(Exercise aim): Find every line in the records below that holds the word "红外和紫外异常", and copy it out.

——

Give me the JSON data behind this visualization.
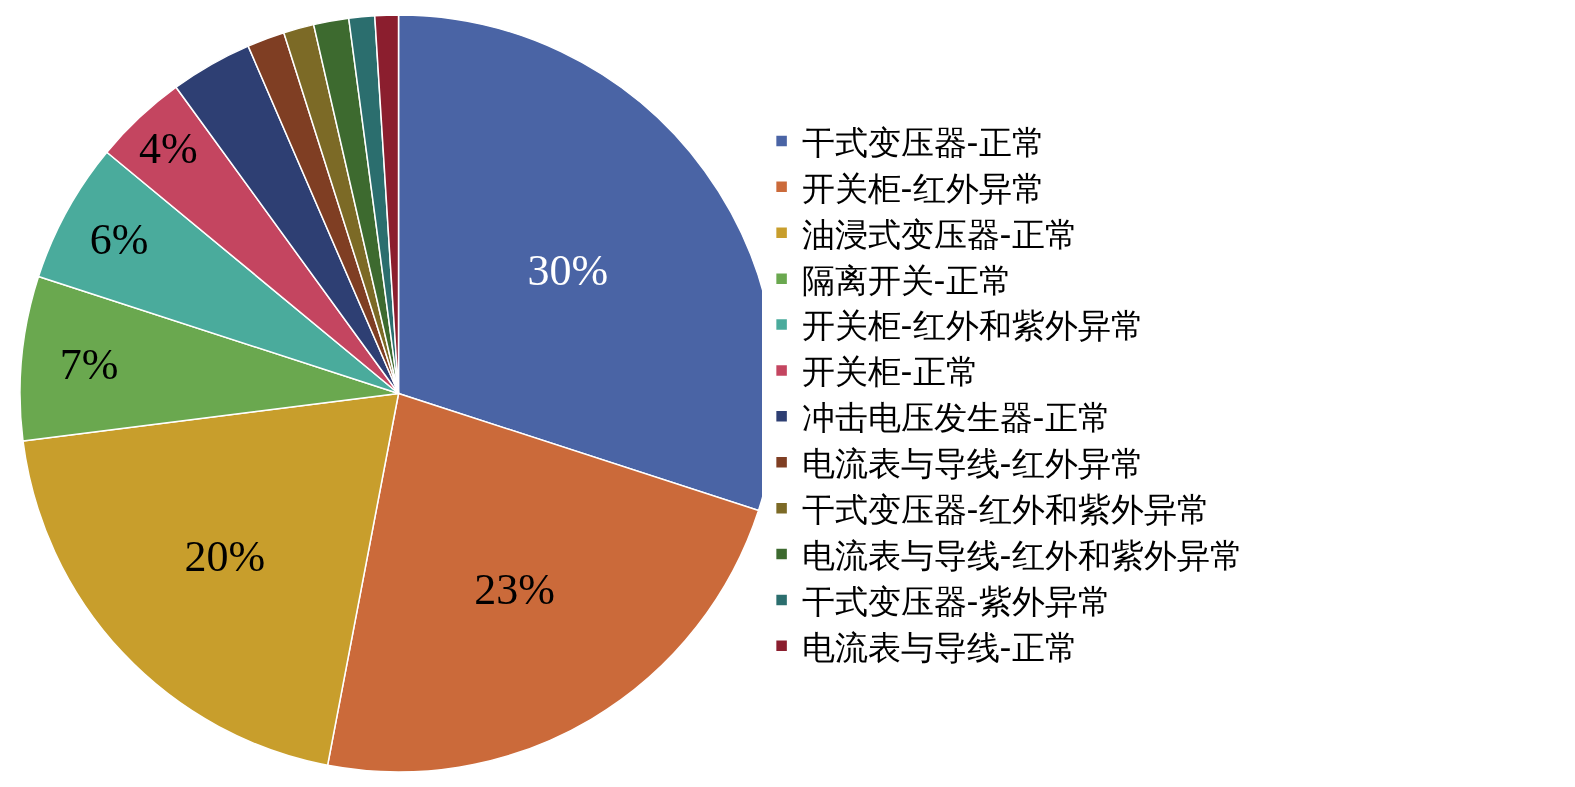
{
  "chart_data": {
    "type": "pie",
    "categories": [
      "干式变压器-正常",
      "开关柜-红外异常",
      "油浸式变压器-正常",
      "隔离开关-正常",
      "开关柜-红外和紫外异常",
      "开关柜-正常",
      "冲击电压发生器-正常",
      "电流表与导线-红外异常",
      "干式变压器-红外和紫外异常",
      "电流表与导线-红外和紫外异常",
      "干式变压器-紫外异常",
      "电流表与导线-正常"
    ],
    "values": [
      30,
      23,
      20,
      7,
      6,
      4,
      3.5,
      1.6,
      1.3,
      1.5,
      1.1,
      1.0
    ],
    "value_labels": [
      "30%",
      "23%",
      "20%",
      "7%",
      "6%",
      "4%",
      null,
      null,
      null,
      null,
      null,
      null
    ],
    "colors": [
      "#4a64a5",
      "#cb6a3a",
      "#c89e2c",
      "#6aa84f",
      "#4aab9c",
      "#c44560",
      "#2e3f73",
      "#7f3e23",
      "#7c6a26",
      "#3d6a2f",
      "#2b6e6e",
      "#8b1e2e"
    ],
    "legend": "right"
  }
}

——

(Answer to the problem):
      "开关柜-红外和紫外异常",
      "干式变压器-红外和紫外异常",
      "电流表与导线-红外和紫外异常",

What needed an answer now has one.